What is asked: In the data below, locate each line with the word "blog" and list it.

-----

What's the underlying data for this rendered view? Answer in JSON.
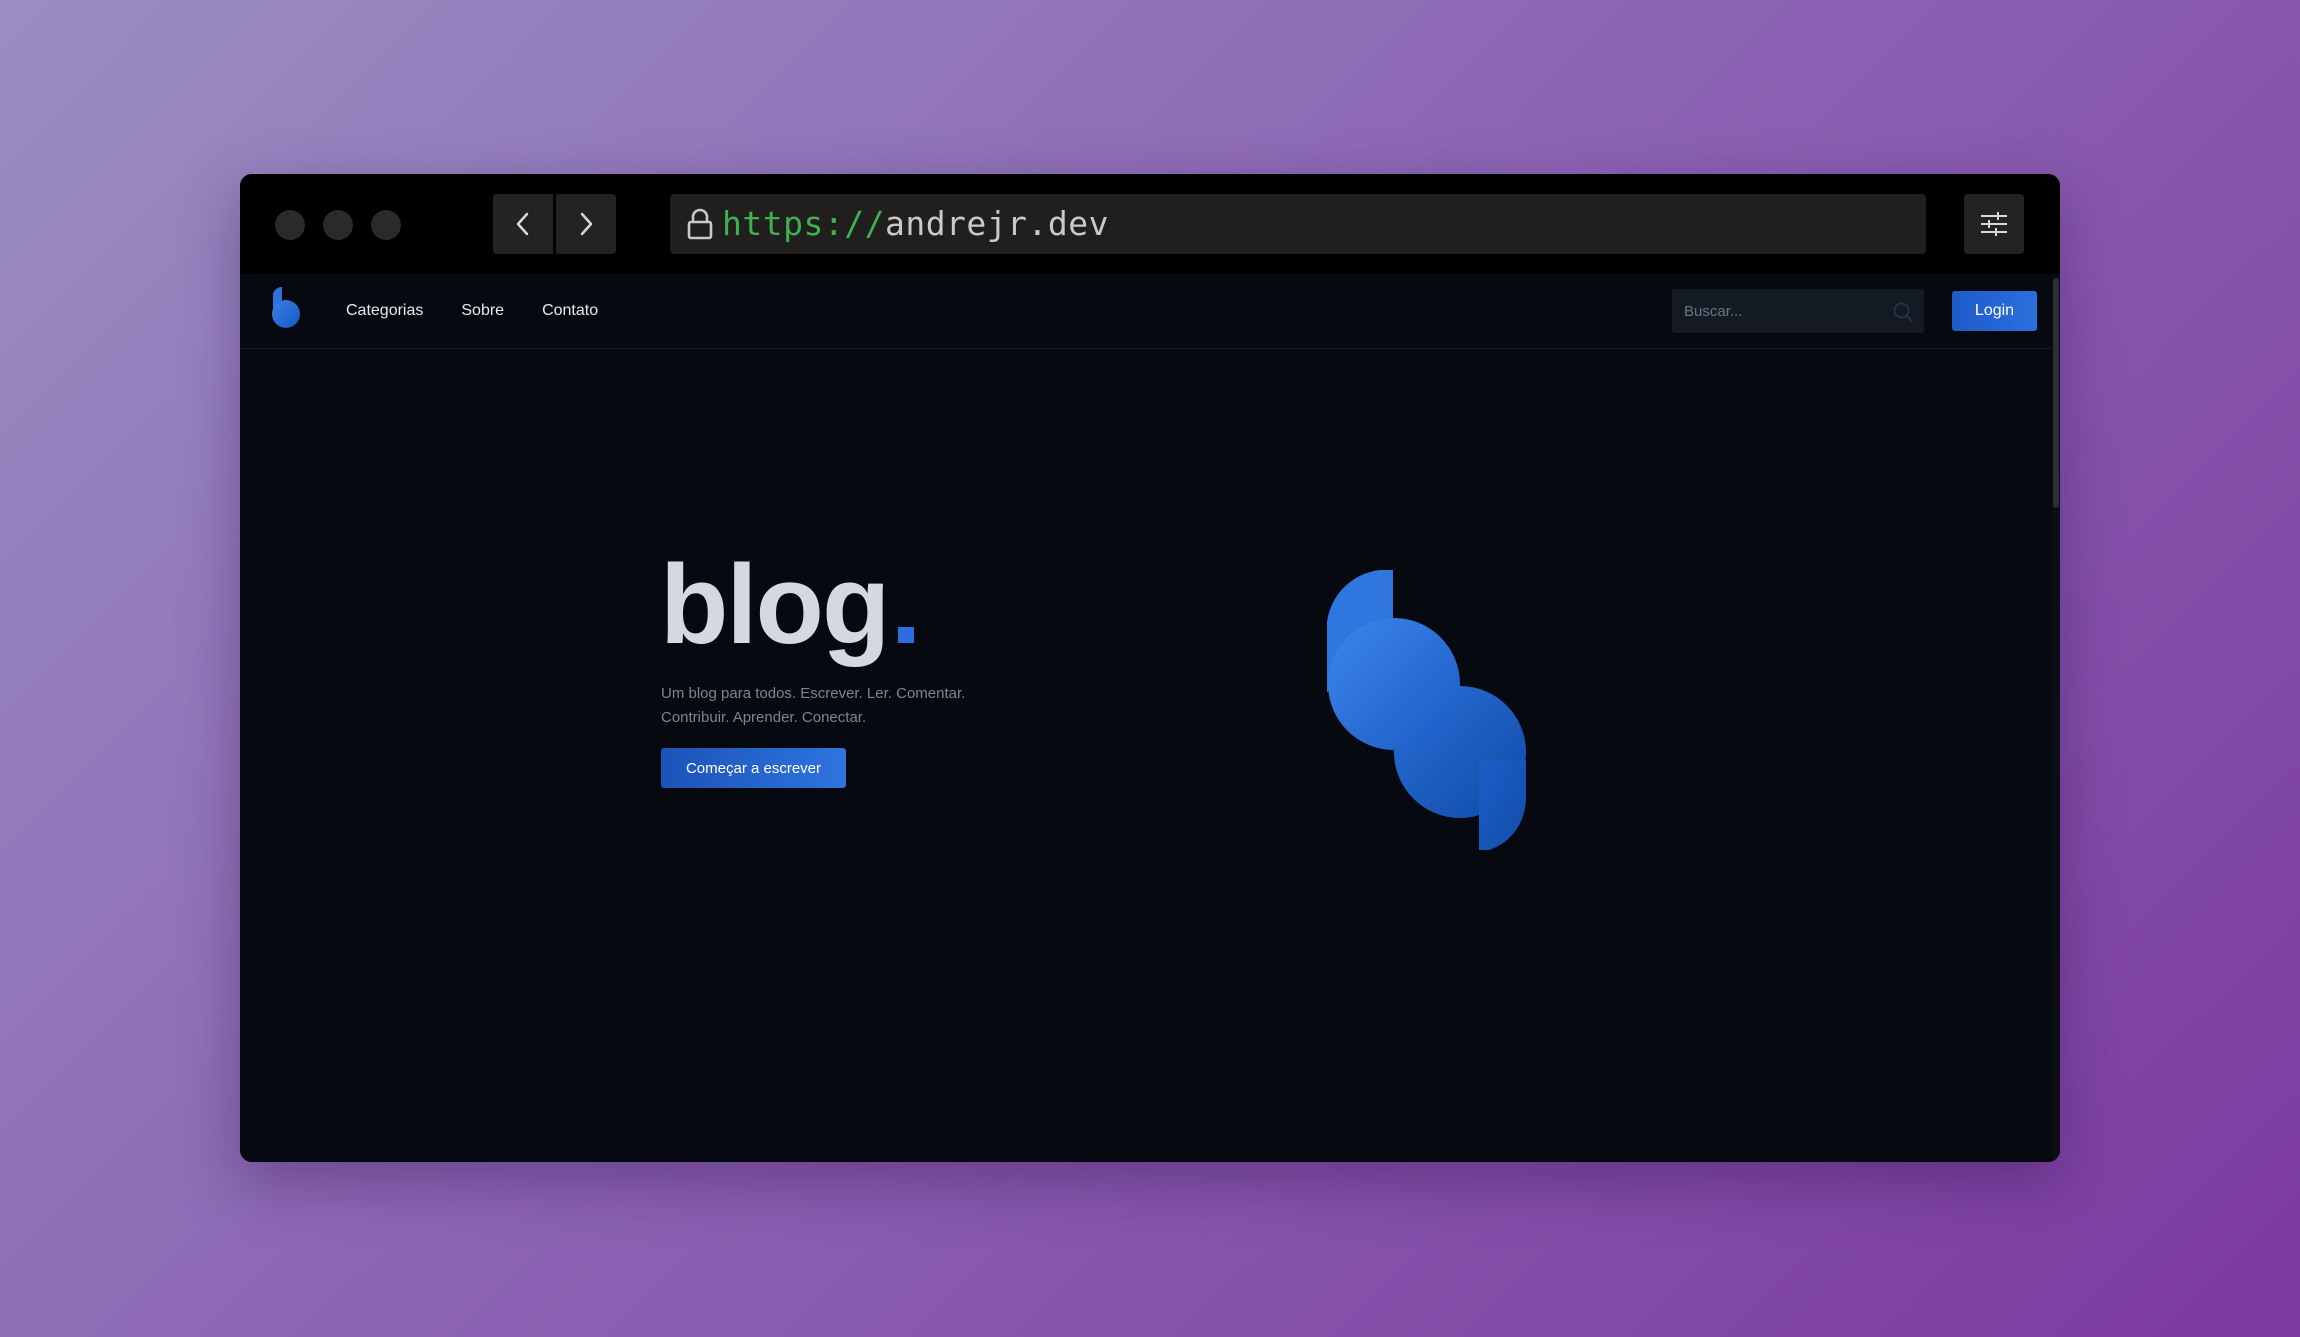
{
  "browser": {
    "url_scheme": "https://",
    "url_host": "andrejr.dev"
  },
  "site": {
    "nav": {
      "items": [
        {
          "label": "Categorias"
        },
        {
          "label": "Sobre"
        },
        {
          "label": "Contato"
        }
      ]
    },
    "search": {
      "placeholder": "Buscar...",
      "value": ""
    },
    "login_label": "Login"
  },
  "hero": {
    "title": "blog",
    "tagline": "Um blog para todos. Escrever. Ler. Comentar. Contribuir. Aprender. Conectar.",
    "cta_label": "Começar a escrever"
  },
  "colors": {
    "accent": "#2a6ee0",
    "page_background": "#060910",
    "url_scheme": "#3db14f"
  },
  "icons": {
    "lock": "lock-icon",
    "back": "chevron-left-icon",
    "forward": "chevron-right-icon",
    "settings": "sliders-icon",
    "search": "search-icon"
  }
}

-----

Solved problem:
    "title": "blog",
    "tagline": "Um blog para todos. Escrever. Ler. Comentar. Contribuir. Aprender. Conectar.",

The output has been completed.